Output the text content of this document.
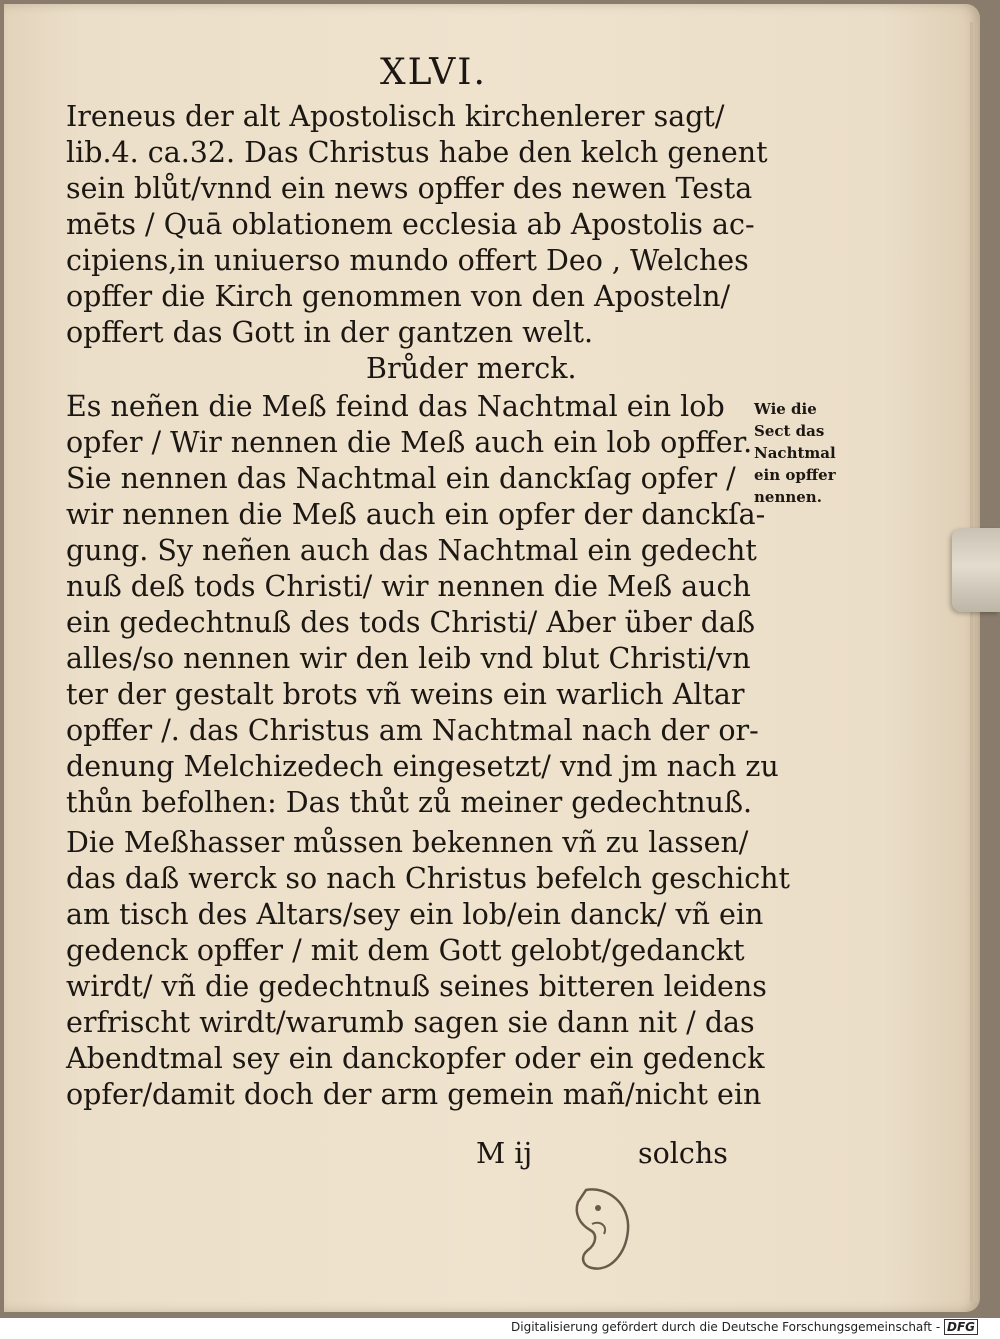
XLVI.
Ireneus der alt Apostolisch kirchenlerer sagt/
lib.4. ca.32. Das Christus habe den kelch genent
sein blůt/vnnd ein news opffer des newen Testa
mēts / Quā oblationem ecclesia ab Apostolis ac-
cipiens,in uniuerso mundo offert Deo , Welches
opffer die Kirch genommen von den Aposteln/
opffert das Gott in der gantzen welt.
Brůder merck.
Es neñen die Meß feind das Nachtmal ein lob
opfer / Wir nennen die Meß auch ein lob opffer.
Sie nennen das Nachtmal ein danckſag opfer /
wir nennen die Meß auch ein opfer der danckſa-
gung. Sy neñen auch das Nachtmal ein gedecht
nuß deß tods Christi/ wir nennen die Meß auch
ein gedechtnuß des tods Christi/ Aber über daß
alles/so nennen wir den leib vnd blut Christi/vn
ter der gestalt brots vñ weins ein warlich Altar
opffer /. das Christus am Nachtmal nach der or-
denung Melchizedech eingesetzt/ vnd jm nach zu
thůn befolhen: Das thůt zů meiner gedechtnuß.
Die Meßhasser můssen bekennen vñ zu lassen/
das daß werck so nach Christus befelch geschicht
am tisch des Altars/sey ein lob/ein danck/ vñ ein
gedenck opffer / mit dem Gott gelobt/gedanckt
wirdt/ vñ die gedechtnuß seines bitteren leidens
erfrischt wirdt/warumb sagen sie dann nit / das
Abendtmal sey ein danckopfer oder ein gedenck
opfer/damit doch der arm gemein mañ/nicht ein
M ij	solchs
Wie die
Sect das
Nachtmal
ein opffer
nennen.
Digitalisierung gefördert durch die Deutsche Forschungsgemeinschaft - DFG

— Task item —
If a line in the records has the word "gedenck", copy that line.

— Problem solution —
gedenck opffer / mit dem Gott gelobt/gedanckt
Abendtmal sey ein danckopfer oder ein gedenck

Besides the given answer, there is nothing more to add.